>> Start PROVIDED DATA

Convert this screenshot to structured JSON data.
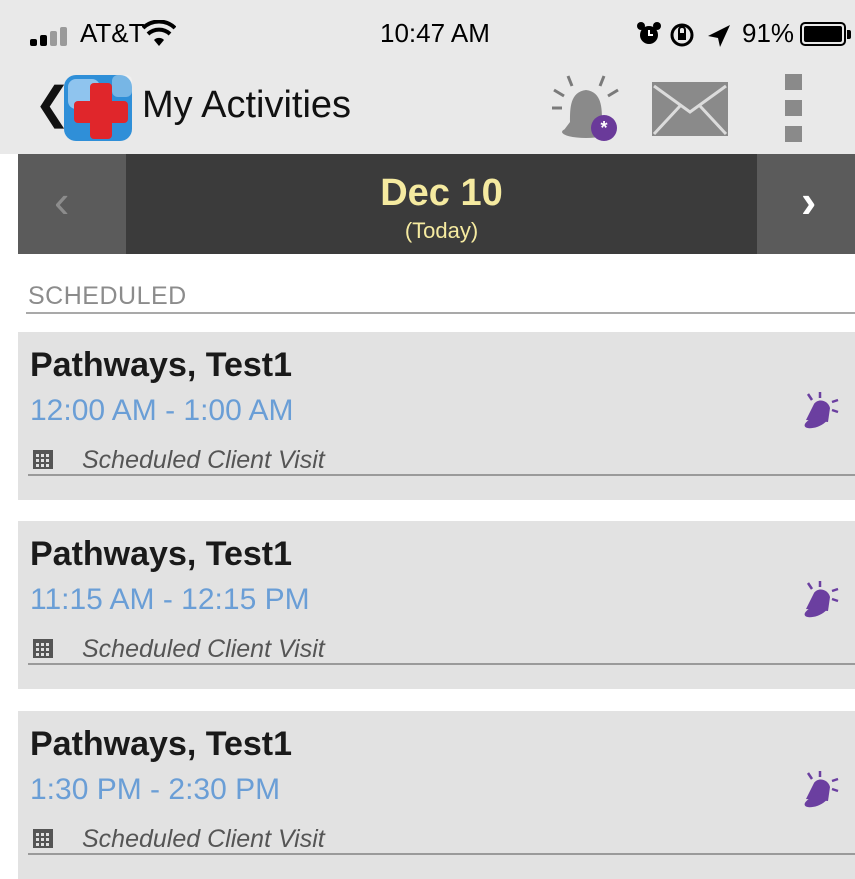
{
  "status_bar": {
    "carrier": "AT&T",
    "time": "10:47 AM",
    "battery_percent": "91%",
    "battery_level": 0.91,
    "icons": [
      "signal-icon",
      "wifi-icon",
      "alarm-clock-icon",
      "rotation-lock-icon",
      "location-icon",
      "battery-icon"
    ]
  },
  "header": {
    "title": "My Activities",
    "icons": [
      "back-chevron-icon",
      "app-logo-icon",
      "notification-bell-icon",
      "mail-icon",
      "more-vertical-icon"
    ],
    "colors": {
      "logo_blue": "#2f8fd8",
      "logo_red": "#e0262b",
      "bell_badge": "#6a3a9a"
    }
  },
  "date_nav": {
    "date": "Dec 10",
    "subtitle": "(Today)",
    "prev_icon": "chevron-left-icon",
    "next_icon": "chevron-right-icon",
    "colors": {
      "date_text": "#f5eaa0",
      "bar": "#3b3b3b",
      "buttons": "#5b5b5b"
    }
  },
  "section": {
    "label": "SCHEDULED"
  },
  "activities": [
    {
      "name": "Pathways, Test1",
      "time_range": "12:00 AM - 1:00 AM",
      "type": "Scheduled Client Visit"
    },
    {
      "name": "Pathways, Test1",
      "time_range": "11:15 AM - 12:15 PM",
      "type": "Scheduled Client Visit"
    },
    {
      "name": "Pathways, Test1",
      "time_range": "1:30 PM - 2:30 PM",
      "type": "Scheduled Client Visit"
    }
  ],
  "colors": {
    "time_text": "#6a9ed6",
    "alarm_purple": "#6b3fa0"
  }
}
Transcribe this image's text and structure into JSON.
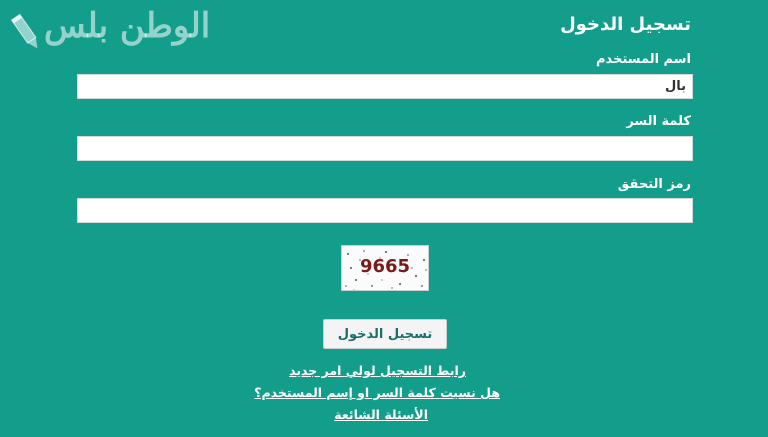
{
  "watermark": {
    "text": "الوطن بلس",
    "icon": "pencil-icon"
  },
  "login": {
    "title": "تسجيل الدخول",
    "username_label": "اسم المستخدم",
    "username_value": "بال",
    "password_label": "كلمة السر",
    "password_value": "",
    "verification_label": "رمز التحقق",
    "verification_value": "",
    "captcha_text": "9665",
    "submit_label": "تسجيل الدخول"
  },
  "links": {
    "register_guardian": "رابط التسجيل لولي امر جديد",
    "forgot": "هل نسيت كلمة السر او إسم المستخدم؟",
    "faq": "الأسئلة الشائعة"
  },
  "colors": {
    "background": "#139e8c",
    "button_text": "#1a6f66",
    "captcha_text": "#7a1a1a"
  }
}
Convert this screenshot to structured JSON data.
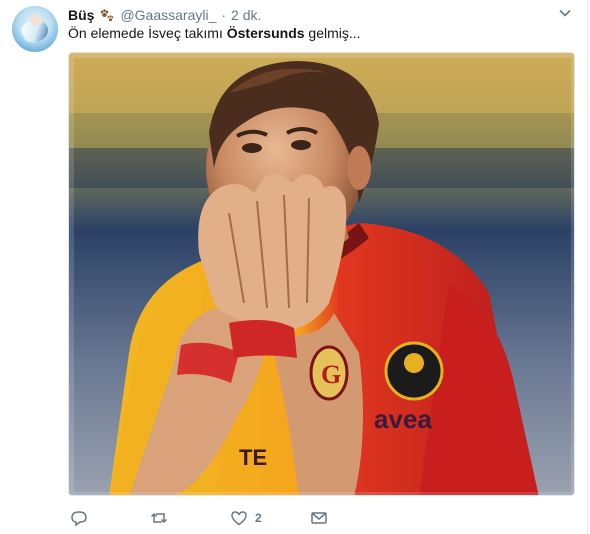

>> End PROVIDED DATA

**TASK REQUIREMENTS:** In the lines above, locate the string "chevron". Copy every line where it occurs.

**RESULT FOR THIS TASK:**
      "back-chevron-icon",
    "prev_icon": "chevron-left-icon",
    "next_icon": "chevron-right-icon",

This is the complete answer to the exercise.